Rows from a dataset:
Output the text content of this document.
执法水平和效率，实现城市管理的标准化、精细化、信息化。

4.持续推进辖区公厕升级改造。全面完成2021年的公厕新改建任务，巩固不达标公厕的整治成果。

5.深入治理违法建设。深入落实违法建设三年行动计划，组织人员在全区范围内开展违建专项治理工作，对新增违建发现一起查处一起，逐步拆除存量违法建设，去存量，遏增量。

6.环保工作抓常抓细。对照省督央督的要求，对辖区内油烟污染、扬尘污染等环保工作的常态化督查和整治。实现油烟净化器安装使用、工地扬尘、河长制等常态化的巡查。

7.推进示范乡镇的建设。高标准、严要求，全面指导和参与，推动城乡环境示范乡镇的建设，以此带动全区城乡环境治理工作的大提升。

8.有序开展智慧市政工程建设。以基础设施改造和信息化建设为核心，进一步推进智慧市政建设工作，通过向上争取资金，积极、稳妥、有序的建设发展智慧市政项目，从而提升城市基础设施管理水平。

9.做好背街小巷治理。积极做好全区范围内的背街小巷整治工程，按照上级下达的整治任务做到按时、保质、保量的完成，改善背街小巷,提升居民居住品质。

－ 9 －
==
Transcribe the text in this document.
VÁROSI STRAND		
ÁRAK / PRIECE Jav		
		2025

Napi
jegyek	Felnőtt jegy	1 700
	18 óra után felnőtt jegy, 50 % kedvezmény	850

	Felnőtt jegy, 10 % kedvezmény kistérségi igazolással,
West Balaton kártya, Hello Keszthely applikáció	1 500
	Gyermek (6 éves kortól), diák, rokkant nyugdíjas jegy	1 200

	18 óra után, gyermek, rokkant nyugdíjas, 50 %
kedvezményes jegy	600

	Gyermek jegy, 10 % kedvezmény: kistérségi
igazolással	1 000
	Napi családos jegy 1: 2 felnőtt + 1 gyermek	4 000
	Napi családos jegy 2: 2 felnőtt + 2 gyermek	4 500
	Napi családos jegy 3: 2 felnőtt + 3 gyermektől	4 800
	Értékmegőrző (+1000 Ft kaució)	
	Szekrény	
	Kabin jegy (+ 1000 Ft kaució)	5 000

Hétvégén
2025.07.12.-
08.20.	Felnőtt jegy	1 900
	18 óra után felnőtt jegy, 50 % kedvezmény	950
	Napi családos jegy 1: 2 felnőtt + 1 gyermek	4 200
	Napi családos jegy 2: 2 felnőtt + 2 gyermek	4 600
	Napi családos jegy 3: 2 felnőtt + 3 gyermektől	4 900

- _GOAL_
Filter the entries and copy out every line with the word "nyugdíjas".

- _SOLUTION TO THE EXERCISE_
	Gyermek (6 éves kortól), diák, rokkant nyugdíjas jegy	1 200
	18 óra után, gyermek, rokkant nyugdíjas, 50 %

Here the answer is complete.